▶ _What to work on_:
Copy out all the entries exactly.
+++
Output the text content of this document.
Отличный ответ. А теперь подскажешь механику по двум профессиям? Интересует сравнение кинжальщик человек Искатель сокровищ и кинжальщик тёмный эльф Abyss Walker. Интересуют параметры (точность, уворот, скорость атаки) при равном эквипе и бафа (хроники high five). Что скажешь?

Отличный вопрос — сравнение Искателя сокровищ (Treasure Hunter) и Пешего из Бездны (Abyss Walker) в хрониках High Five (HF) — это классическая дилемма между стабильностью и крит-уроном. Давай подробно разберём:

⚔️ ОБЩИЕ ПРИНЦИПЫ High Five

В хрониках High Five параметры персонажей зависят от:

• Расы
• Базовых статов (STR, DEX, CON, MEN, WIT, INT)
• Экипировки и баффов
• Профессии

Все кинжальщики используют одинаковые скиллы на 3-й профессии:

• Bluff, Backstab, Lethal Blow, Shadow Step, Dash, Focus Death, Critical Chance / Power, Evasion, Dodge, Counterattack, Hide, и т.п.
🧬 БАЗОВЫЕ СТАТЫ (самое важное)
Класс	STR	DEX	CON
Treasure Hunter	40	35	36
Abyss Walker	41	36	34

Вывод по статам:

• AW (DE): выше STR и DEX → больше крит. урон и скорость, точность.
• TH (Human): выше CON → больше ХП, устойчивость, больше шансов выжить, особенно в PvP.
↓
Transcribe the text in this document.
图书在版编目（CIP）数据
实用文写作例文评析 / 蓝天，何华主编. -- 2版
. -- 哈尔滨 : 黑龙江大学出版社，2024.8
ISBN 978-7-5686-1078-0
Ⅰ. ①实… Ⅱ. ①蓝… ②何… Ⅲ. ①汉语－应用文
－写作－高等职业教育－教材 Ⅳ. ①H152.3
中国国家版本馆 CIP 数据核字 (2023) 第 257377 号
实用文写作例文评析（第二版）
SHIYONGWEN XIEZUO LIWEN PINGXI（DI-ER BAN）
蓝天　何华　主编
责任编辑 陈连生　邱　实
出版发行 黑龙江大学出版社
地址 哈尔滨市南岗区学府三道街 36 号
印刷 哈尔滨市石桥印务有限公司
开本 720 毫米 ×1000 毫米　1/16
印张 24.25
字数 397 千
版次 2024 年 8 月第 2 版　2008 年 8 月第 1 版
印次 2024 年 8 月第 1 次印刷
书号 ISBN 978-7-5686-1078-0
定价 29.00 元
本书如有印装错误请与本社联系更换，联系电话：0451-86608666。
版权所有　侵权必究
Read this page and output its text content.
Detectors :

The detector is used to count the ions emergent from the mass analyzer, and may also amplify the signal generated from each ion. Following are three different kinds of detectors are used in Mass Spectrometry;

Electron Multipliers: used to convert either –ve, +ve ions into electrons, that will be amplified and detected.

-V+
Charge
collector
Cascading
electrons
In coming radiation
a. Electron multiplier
+++
▶ _Exercise answer_:
Output the text content of this document.
Отличный ответ. А теперь подскажешь механику по двум профессиям? Интересует сравнение кинжальщик человек Искатель сокровищ и кинжальщик тёмный эльф Abyss Walker. Интересуют параметры (точность, уворот, скорость атаки) при равном эквипе и бафа (хроники high five). Что скажешь?

Отличный вопрос — сравнение Искателя сокровищ (Treasure Hunter) и Пешего из Бездны (Abyss Walker) в хрониках High Five (HF) — это классическая дилемма между стабильностью и крит-уроном. Давай подробно разберём:

⚔️ ОБЩИЕ ПРИНЦИПЫ High Five

В хрониках High Five параметры персонажей зависят от:

• Расы
• Базовых статов (STR, DEX, CON, MEN, WIT, INT)
• Экипировки и баффов
• Профессии

Все кинжальщики используют одинаковые скиллы на 3-й профессии:

• Bluff, Backstab, Lethal Blow, Shadow Step, Dash, Focus Death, Critical Chance / Power, Evasion, Dodge, Counterattack, Hide, и т.п.
🧬 БАЗОВЫЕ СТАТЫ (самое важное)
Класс	STR	DEX	CON
Treasure Hunter	40	35	36
Abyss Walker	41	36	34

Вывод по статам:

• AW (DE): выше STR и DEX → больше крит. урон и скорость, точность.
• TH (Human): выше CON → больше ХП, устойчивость, больше шансов выжить, особенно в PvP.
↓
Transcribe the text in this document.
图书在版编目（CIP）数据
实用文写作例文评析 / 蓝天，何华主编. -- 2版
. -- 哈尔滨 : 黑龙江大学出版社，2024.8
ISBN 978-7-5686-1078-0
Ⅰ. ①实… Ⅱ. ①蓝… ②何… Ⅲ. ①汉语－应用文
－写作－高等职业教育－教材 Ⅳ. ①H152.3
中国国家版本馆 CIP 数据核字 (2023) 第 257377 号
实用文写作例文评析（第二版）
SHIYONGWEN XIEZUO LIWEN PINGXI（DI-ER BAN）
蓝天　何华　主编
责任编辑 陈连生　邱　实
出版发行 黑龙江大学出版社
地址 哈尔滨市南岗区学府三道街 36 号
印刷 哈尔滨市石桥印务有限公司
开本 720 毫米 ×1000 毫米　1/16
印张 24.25
字数 397 千
版次 2024 年 8 月第 2 版　2008 年 8 月第 1 版
印次 2024 年 8 月第 1 次印刷
书号 ISBN 978-7-5686-1078-0
定价 29.00 元
本书如有印装错误请与本社联系更换，联系电话：0451-86608666。
版权所有　侵权必究
Read this page and output its text content.
Detectors :

The detector is used to count the ions emergent from the mass analyzer, and may also amplify the signal generated from each ion. Following are three different kinds of detectors are used in Mass Spectrometry;

Electron Multipliers: used to convert either –ve, +ve ions into electrons, that will be amplified and detected.

-V+
Charge
collector
Cascading
electrons
In coming radiation
a. Electron multiplier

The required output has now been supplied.